--- BEGIN ---
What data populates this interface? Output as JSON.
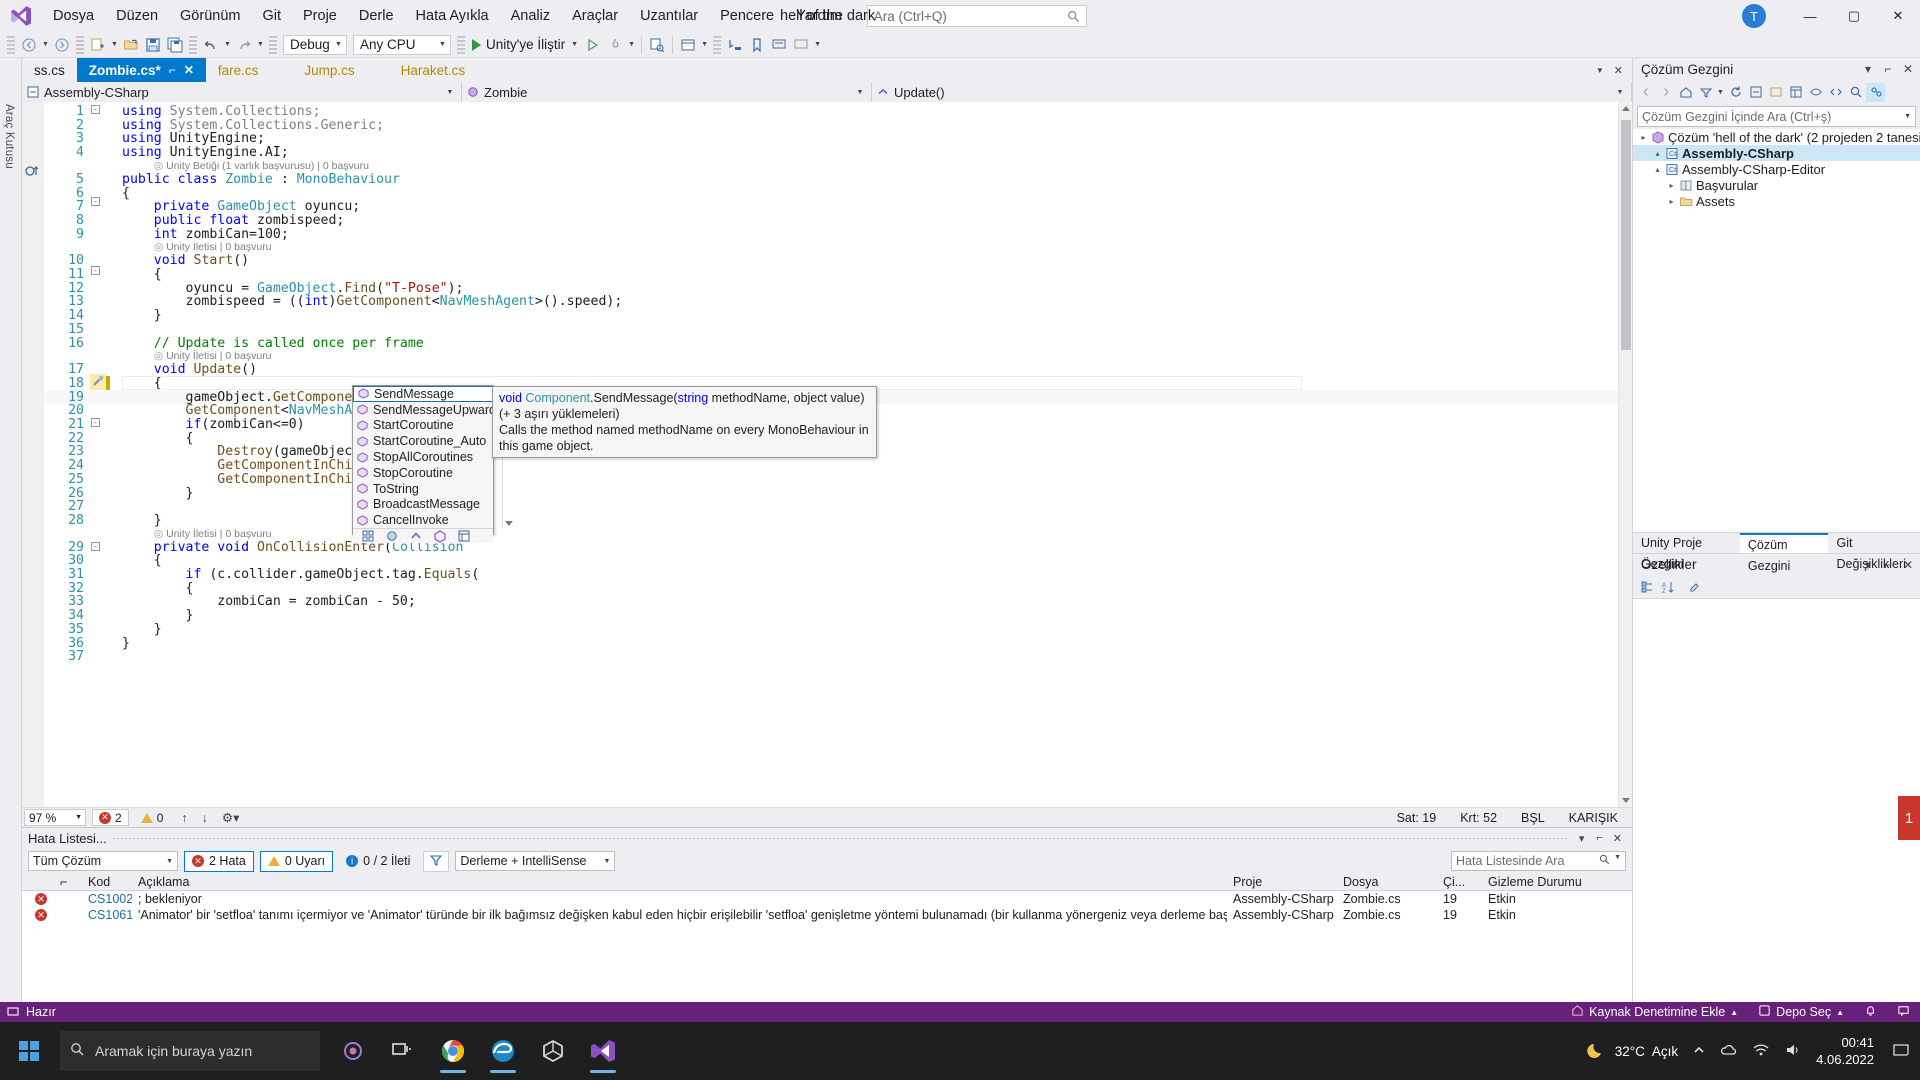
{
  "titlebar": {
    "logo": "visual-studio-logo",
    "menus": [
      "Dosya",
      "Düzen",
      "Görünüm",
      "Git",
      "Proje",
      "Derle",
      "Hata Ayıkla",
      "Analiz",
      "Araçlar",
      "Uzantılar",
      "Pencere",
      "Yardım"
    ],
    "search_placeholder": "Ara (Ctrl+Q)",
    "solution_title": "hell of the dark",
    "account_initial": "T",
    "minimize": "—",
    "maximize": "▢",
    "close": "✕"
  },
  "toolbar": {
    "back": "◀",
    "forward": "▶",
    "config": "Debug",
    "platform": "Any CPU",
    "run_label": "Unity'ye İliştir",
    "items": [
      "new-item-icon",
      "open-file-icon",
      "save-icon",
      "save-all-icon",
      "undo-icon",
      "redo-icon"
    ]
  },
  "left_strip": {
    "tabs": [
      "Araç Kutusu"
    ]
  },
  "document_tabs": [
    {
      "label": "ss.cs",
      "active": false,
      "style": "plain"
    },
    {
      "label": "Zombie.cs*",
      "active": true,
      "style": "plain",
      "pin": "⌐",
      "close": "✕"
    },
    {
      "label": "fare.cs",
      "active": false,
      "style": "yellow"
    },
    {
      "label": "Jump.cs",
      "active": false,
      "style": "yellow"
    },
    {
      "label": "Haraket.cs",
      "active": false,
      "style": "yellow"
    }
  ],
  "nav_bar": {
    "project": "Assembly-CSharp",
    "type": "Zombie",
    "member": "Update()"
  },
  "code": {
    "lines": [
      {
        "n": 1,
        "html": "<span class='k'>using</span> <span class='g'>System.Collections;</span>"
      },
      {
        "n": 2,
        "html": "<span class='k'>using</span> <span class='g'>System.Collections.Generic;</span>"
      },
      {
        "n": 3,
        "html": "<span class='k'>using</span> <span class='id'>UnityEngine;</span>"
      },
      {
        "n": 4,
        "html": "<span class='k'>using</span> <span class='id'>UnityEngine.AI;</span>"
      },
      {
        "n": 5,
        "html": "<span class='k'>public class</span> <span class='t'>Zombie</span> : <span class='t'>MonoBehaviour</span>"
      },
      {
        "n": 6,
        "html": "{"
      },
      {
        "n": 7,
        "html": "    <span class='k'>private</span> <span class='t'>GameObject</span> oyuncu;"
      },
      {
        "n": 8,
        "html": "    <span class='k'>public float</span> zombispeed;"
      },
      {
        "n": 9,
        "html": "    <span class='k'>int</span> zombiCan=<span class='id'>100</span>;"
      },
      {
        "n": 10,
        "html": "    <span class='k'>void</span> <span class='m'>Start</span>()"
      },
      {
        "n": 11,
        "html": "    {"
      },
      {
        "n": 12,
        "html": "        oyuncu = <span class='t'>GameObject</span>.<span class='m'>Find</span>(<span class='s'>\"T-Pose\"</span>);"
      },
      {
        "n": 13,
        "html": "        zombispeed = ((<span class='k'>int</span>)<span class='m'>GetComponent</span>&lt;<span class='t'>NavMeshAgent</span>&gt;().speed);"
      },
      {
        "n": 14,
        "html": "    }"
      },
      {
        "n": 15,
        "html": ""
      },
      {
        "n": 16,
        "html": "    <span class='c'>// Update is called once per frame</span>"
      },
      {
        "n": 17,
        "html": "    <span class='k'>void</span> <span class='m'>Update</span>()"
      },
      {
        "n": 18,
        "html": "    {"
      },
      {
        "n": 19,
        "html": "        gameObject.<span class='m'>GetComponent</span>&lt;<span class='t'>Animator</span>&gt;().<span class='squig'>setfloa</span>"
      },
      {
        "n": 20,
        "html": "        <span class='m'>GetComponent</span>&lt;<span class='t'>NavMeshAgent</span>&gt;().destina"
      },
      {
        "n": 21,
        "html": "        <span class='k'>if</span>(zombiCan&lt;=<span class='id'>0</span>)"
      },
      {
        "n": 22,
        "html": "        {"
      },
      {
        "n": 23,
        "html": "            <span class='m'>Destroy</span>(gameObject, <span class='id'>1.042f</span>  );"
      },
      {
        "n": 24,
        "html": "            <span class='m'>GetComponentInChildren</span>&lt;<span class='t'>Animation</span>"
      },
      {
        "n": 25,
        "html": "            <span class='m'>GetComponentInChildren</span>&lt;<span class='t'>NavMeshAg</span>"
      },
      {
        "n": 26,
        "html": "        }"
      },
      {
        "n": 27,
        "html": ""
      },
      {
        "n": 28,
        "html": "    }"
      },
      {
        "n": 29,
        "html": "    <span class='k'>private void</span> <span class='m'>OnCollisionEnter</span>(<span class='t'>Collision</span>"
      },
      {
        "n": 30,
        "html": "    {"
      },
      {
        "n": 31,
        "html": "        <span class='k'>if</span> (c.collider.gameObject.tag.<span class='m'>Equals</span>("
      },
      {
        "n": 32,
        "html": "        {"
      },
      {
        "n": 33,
        "html": "            zombiCan = zombiCan - <span class='id'>50</span>;"
      },
      {
        "n": 34,
        "html": "        }"
      },
      {
        "n": 35,
        "html": "    }"
      },
      {
        "n": 36,
        "html": "}"
      },
      {
        "n": 37,
        "html": ""
      }
    ],
    "codelens": [
      {
        "after_line": 4,
        "text": "Unity Betiği (1 varlık başvurusu) | 0 başvuru"
      },
      {
        "after_line": 9,
        "text": "Unity İletisi | 0 başvuru"
      },
      {
        "after_line": 16,
        "text": "Unity İletisi | 0 başvuru"
      },
      {
        "after_line": 28,
        "text": "Unity İletisi | 0 başvuru"
      }
    ]
  },
  "intellisense": {
    "items": [
      {
        "label": "SendMessage",
        "selected": true
      },
      {
        "label": "SendMessageUpwards",
        "selected": false
      },
      {
        "label": "StartCoroutine",
        "selected": false
      },
      {
        "label": "StartCoroutine_Auto",
        "selected": false
      },
      {
        "label": "StopAllCoroutines",
        "selected": false
      },
      {
        "label": "StopCoroutine",
        "selected": false
      },
      {
        "label": "ToString",
        "selected": false
      },
      {
        "label": "BroadcastMessage",
        "selected": false
      },
      {
        "label": "CancelInvoke",
        "selected": false
      }
    ],
    "footer_icons": [
      "all-members-icon",
      "classes-icon",
      "methods-icon",
      "properties-icon",
      "snippets-icon"
    ],
    "tooltip": {
      "signature_prefix": "void ",
      "signature_owner": "Component",
      "signature_rest": ".SendMessage(",
      "signature_param_kw": "string",
      "signature_param": " methodName, object value) (+ 3 aşırı yüklemeleri)",
      "description": "Calls the method named methodName on every MonoBehaviour in this game object."
    }
  },
  "editor_status": {
    "zoom": "97 %",
    "error_count": "2",
    "warn_count": "0",
    "line_label": "Sat: 19",
    "col_label": "Krt: 52",
    "char_label": "BŞL",
    "mode_label": "KARIŞIK"
  },
  "solution_explorer": {
    "title": "Çözüm Gezgini",
    "search_placeholder": "Çözüm Gezgini İçinde Ara (Ctrl+ş)",
    "tree": [
      {
        "depth": 0,
        "exp": "▸",
        "icon": "solution-icon",
        "label": "Çözüm 'hell of the dark' (2 projeden 2 tanesi)",
        "selected": false
      },
      {
        "depth": 1,
        "exp": "▴",
        "icon": "csharp-project-icon",
        "label": "Assembly-CSharp",
        "selected": true,
        "bold": true
      },
      {
        "depth": 1,
        "exp": "▴",
        "icon": "csharp-project-icon",
        "label": "Assembly-CSharp-Editor",
        "selected": false
      },
      {
        "depth": 2,
        "exp": "▸",
        "icon": "references-icon",
        "label": "Başvurular",
        "selected": false
      },
      {
        "depth": 2,
        "exp": "▸",
        "icon": "folder-icon",
        "label": "Assets",
        "selected": false
      }
    ],
    "bottom_tabs": [
      {
        "label": "Unity Proje Gezgini",
        "active": false
      },
      {
        "label": "Çözüm Gezgini",
        "active": true
      },
      {
        "label": "Git Değişiklikleri",
        "active": false
      }
    ]
  },
  "properties": {
    "title": "Özellikler"
  },
  "error_list": {
    "title": "Hata Listesi...",
    "scope": "Tüm Çözüm",
    "errors_label": "2 Hata",
    "warnings_label": "0 Uyarı",
    "messages_label": "0 / 2 İleti",
    "filter": "Derleme + IntelliSense",
    "search_placeholder": "Hata Listesinde Ara",
    "columns": [
      "",
      "",
      "Kod",
      "Açıklama",
      "Proje",
      "Dosya",
      "Çi...",
      "Gizleme Durumu"
    ],
    "rows": [
      {
        "code": "CS1002",
        "description": "; bekleniyor",
        "project": "Assembly-CSharp",
        "file": "Zombie.cs",
        "line": "19",
        "suppression": "Etkin"
      },
      {
        "code": "CS1061",
        "description": "'Animator' bir 'setfloa' tanımı içermiyor ve 'Animator' türünde bir ilk bağımsız değişken kabul eden hiçbir erişilebilir 'setfloa' genişletme yöntemi bulunamadı (bir kullanma yönergeniz veya derleme başvurunuz eksik olabilir mi?)",
        "project": "Assembly-CSharp",
        "file": "Zombie.cs",
        "line": "19",
        "suppression": "Etkin"
      }
    ]
  },
  "status_bar": {
    "ready": "Hazır",
    "source_control": "Kaynak Denetimine Ekle",
    "repo": "Depo Seç",
    "arrow": "▲"
  },
  "taskbar": {
    "search_placeholder": "Aramak için buraya yazın",
    "apps": [
      "task-view-icon",
      "edge-icon",
      "chrome-icon",
      "unity-icon",
      "visual-studio-icon"
    ],
    "weather_temp": "32°C",
    "weather_desc": "Açık",
    "time": "00:41",
    "date": "4.06.2022",
    "notification_count": "1"
  },
  "colors": {
    "accent": "#007acc",
    "status_purple": "#68217a",
    "error_red": "#c9372c",
    "warn_yellow": "#e8b33a",
    "keyword_blue": "#0000ff",
    "type_teal": "#2b91af",
    "string_red": "#a31515",
    "comment_green": "#008000"
  }
}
--- END ---
● Exercise prompt: Track down every line of the material containing the string "Assembly", and copy it.

● Response below:
    "project": "Assembly-CSharp",
        "label": "Assembly-CSharp",
        "label": "Assembly-CSharp-Editor",
        "project": "Assembly-CSharp",
        "project": "Assembly-CSharp",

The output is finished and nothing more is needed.